*Given request*
Without including any images, repeat the data exactly.

*Dataset extract*
>> START

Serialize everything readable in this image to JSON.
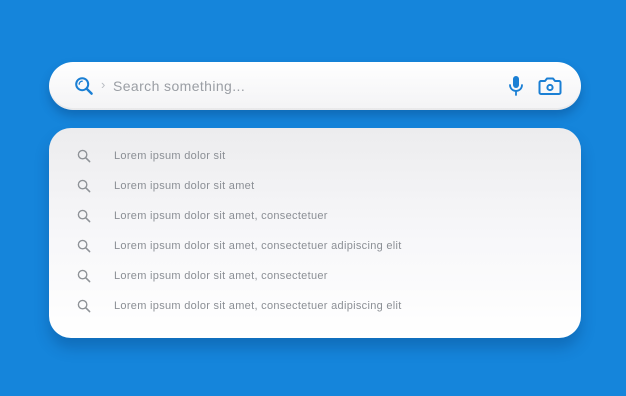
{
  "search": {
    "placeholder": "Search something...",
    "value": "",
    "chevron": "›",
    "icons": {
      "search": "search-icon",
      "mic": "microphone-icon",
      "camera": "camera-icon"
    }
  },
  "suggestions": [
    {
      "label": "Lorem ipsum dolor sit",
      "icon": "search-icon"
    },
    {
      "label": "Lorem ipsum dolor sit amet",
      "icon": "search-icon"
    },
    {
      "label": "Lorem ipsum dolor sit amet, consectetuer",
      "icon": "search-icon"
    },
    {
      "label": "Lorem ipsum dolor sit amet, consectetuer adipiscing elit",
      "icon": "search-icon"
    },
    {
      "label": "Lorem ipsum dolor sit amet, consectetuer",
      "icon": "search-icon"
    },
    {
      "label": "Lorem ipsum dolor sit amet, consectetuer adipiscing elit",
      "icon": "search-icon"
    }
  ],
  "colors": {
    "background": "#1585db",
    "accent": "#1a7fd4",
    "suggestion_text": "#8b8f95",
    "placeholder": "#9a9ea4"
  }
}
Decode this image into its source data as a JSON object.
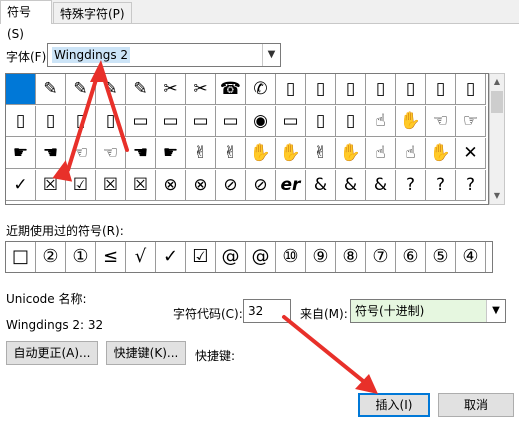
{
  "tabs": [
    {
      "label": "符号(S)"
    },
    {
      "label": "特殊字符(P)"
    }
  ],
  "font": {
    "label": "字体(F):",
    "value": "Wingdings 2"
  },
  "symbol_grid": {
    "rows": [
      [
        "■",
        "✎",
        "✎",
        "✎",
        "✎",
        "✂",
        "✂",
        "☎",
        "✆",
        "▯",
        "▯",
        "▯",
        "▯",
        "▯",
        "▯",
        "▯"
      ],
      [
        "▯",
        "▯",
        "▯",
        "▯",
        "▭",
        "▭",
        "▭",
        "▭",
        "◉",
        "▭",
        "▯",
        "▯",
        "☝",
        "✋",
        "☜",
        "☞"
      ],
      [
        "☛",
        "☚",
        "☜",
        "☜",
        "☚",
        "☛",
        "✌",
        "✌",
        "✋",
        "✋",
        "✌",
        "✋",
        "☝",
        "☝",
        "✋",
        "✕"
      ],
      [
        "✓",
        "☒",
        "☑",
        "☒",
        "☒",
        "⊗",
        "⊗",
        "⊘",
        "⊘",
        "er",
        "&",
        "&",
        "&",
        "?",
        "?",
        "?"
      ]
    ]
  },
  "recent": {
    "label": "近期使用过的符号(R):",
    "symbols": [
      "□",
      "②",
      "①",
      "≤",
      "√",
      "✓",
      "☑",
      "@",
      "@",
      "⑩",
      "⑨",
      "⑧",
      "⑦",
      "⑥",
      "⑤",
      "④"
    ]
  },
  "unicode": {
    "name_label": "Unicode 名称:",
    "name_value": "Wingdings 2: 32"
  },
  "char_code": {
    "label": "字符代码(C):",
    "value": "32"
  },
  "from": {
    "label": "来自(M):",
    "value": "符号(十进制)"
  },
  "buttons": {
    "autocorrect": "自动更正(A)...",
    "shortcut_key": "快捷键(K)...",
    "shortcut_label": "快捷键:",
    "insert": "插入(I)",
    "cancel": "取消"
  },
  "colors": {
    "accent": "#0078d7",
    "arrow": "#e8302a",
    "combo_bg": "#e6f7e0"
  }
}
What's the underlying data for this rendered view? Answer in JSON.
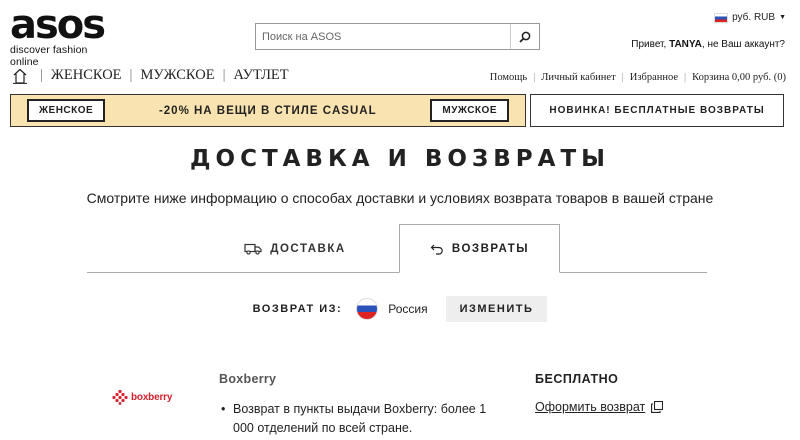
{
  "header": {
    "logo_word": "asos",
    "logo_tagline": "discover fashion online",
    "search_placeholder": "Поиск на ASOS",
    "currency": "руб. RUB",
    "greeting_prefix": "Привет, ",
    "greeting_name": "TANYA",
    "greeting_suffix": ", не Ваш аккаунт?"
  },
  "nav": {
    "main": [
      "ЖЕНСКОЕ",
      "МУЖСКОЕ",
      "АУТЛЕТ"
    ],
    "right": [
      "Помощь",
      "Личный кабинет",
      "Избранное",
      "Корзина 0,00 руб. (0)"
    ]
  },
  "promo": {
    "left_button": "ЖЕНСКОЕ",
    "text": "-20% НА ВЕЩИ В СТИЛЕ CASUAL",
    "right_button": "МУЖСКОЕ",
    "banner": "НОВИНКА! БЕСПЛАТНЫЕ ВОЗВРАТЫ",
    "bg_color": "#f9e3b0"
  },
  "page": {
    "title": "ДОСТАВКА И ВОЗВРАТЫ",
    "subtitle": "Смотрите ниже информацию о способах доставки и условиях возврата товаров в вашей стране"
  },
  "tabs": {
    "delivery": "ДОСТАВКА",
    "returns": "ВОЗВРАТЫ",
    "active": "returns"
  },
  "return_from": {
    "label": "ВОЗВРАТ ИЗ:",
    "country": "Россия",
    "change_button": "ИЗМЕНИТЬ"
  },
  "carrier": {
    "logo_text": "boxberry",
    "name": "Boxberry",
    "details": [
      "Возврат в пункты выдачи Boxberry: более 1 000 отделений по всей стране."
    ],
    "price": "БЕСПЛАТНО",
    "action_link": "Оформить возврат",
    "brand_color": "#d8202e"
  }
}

>> END

*Expected answer*
Serialize everything readable in this image to JSON.
{
  "search": {
    "placeholder": "Search something...",
    "value": "",
    "chevron": "›",
    "icons": {
      "search": "search-icon",
      "mic": "microphone-icon",
      "camera": "camera-icon"
    }
  },
  "suggestions": [
    {
      "label": "Lorem ipsum dolor sit",
      "icon": "search-icon"
    },
    {
      "label": "Lorem ipsum dolor sit amet",
      "icon": "search-icon"
    },
    {
      "label": "Lorem ipsum dolor sit amet, consectetuer",
      "icon": "search-icon"
    },
    {
      "label": "Lorem ipsum dolor sit amet, consectetuer adipiscing elit",
      "icon": "search-icon"
    },
    {
      "label": "Lorem ipsum dolor sit amet, consectetuer",
      "icon": "search-icon"
    },
    {
      "label": "Lorem ipsum dolor sit amet, consectetuer adipiscing elit",
      "icon": "search-icon"
    }
  ],
  "colors": {
    "background": "#1585db",
    "accent": "#1a7fd4",
    "suggestion_text": "#8b8f95",
    "placeholder": "#9a9ea4"
  }
}
Decode this image into its source data as a JSON object.
{
  "tabs": [
    {
      "label": "符号(S)"
    },
    {
      "label": "特殊字符(P)"
    }
  ],
  "font": {
    "label": "字体(F):",
    "value": "Wingdings 2"
  },
  "symbol_grid": {
    "rows": [
      [
        "■",
        "✎",
        "✎",
        "✎",
        "✎",
        "✂",
        "✂",
        "☎",
        "✆",
        "▯",
        "▯",
        "▯",
        "▯",
        "▯",
        "▯",
        "▯"
      ],
      [
        "▯",
        "▯",
        "▯",
        "▯",
        "▭",
        "▭",
        "▭",
        "▭",
        "◉",
        "▭",
        "▯",
        "▯",
        "☝",
        "✋",
        "☜",
        "☞"
      ],
      [
        "☛",
        "☚",
        "☜",
        "☜",
        "☚",
        "☛",
        "✌",
        "✌",
        "✋",
        "✋",
        "✌",
        "✋",
        "☝",
        "☝",
        "✋",
        "✕"
      ],
      [
        "✓",
        "☒",
        "☑",
        "☒",
        "☒",
        "⊗",
        "⊗",
        "⊘",
        "⊘",
        "er",
        "&",
        "&",
        "&",
        "?",
        "?",
        "?"
      ]
    ]
  },
  "recent": {
    "label": "近期使用过的符号(R):",
    "symbols": [
      "□",
      "②",
      "①",
      "≤",
      "√",
      "✓",
      "☑",
      "@",
      "@",
      "⑩",
      "⑨",
      "⑧",
      "⑦",
      "⑥",
      "⑤",
      "④"
    ]
  },
  "unicode": {
    "name_label": "Unicode 名称:",
    "name_value": "Wingdings 2: 32"
  },
  "char_code": {
    "label": "字符代码(C):",
    "value": "32"
  },
  "from": {
    "label": "来自(M):",
    "value": "符号(十进制)"
  },
  "buttons": {
    "autocorrect": "自动更正(A)...",
    "shortcut_key": "快捷键(K)...",
    "shortcut_label": "快捷键:",
    "insert": "插入(I)",
    "cancel": "取消"
  },
  "colors": {
    "accent": "#0078d7",
    "arrow": "#e8302a",
    "combo_bg": "#e6f7e0"
  }
}
What's the underlying data for this rendered view? Answer in JSON.
{
  "header": {
    "logo_word": "asos",
    "logo_tagline": "discover fashion online",
    "search_placeholder": "Поиск на ASOS",
    "currency": "руб. RUB",
    "greeting_prefix": "Привет, ",
    "greeting_name": "TANYA",
    "greeting_suffix": ", не Ваш аккаунт?"
  },
  "nav": {
    "main": [
      "ЖЕНСКОЕ",
      "МУЖСКОЕ",
      "АУТЛЕТ"
    ],
    "right": [
      "Помощь",
      "Личный кабинет",
      "Избранное",
      "Корзина 0,00 руб. (0)"
    ]
  },
  "promo": {
    "left_button": "ЖЕНСКОЕ",
    "text": "-20% НА ВЕЩИ В СТИЛЕ CASUAL",
    "right_button": "МУЖСКОЕ",
    "banner": "НОВИНКА! БЕСПЛАТНЫЕ ВОЗВРАТЫ",
    "bg_color": "#f9e3b0"
  },
  "page": {
    "title": "ДОСТАВКА И ВОЗВРАТЫ",
    "subtitle": "Смотрите ниже информацию о способах доставки и условиях возврата товаров в вашей стране"
  },
  "tabs": {
    "delivery": "ДОСТАВКА",
    "returns": "ВОЗВРАТЫ",
    "active": "returns"
  },
  "return_from": {
    "label": "ВОЗВРАТ ИЗ:",
    "country": "Россия",
    "change_button": "ИЗМЕНИТЬ"
  },
  "carrier": {
    "logo_text": "boxberry",
    "name": "Boxberry",
    "details": [
      "Возврат в пункты выдачи Boxberry: более 1 000 отделений по всей стране."
    ],
    "price": "БЕСПЛАТНО",
    "action_link": "Оформить возврат",
    "brand_color": "#d8202e"
  }
}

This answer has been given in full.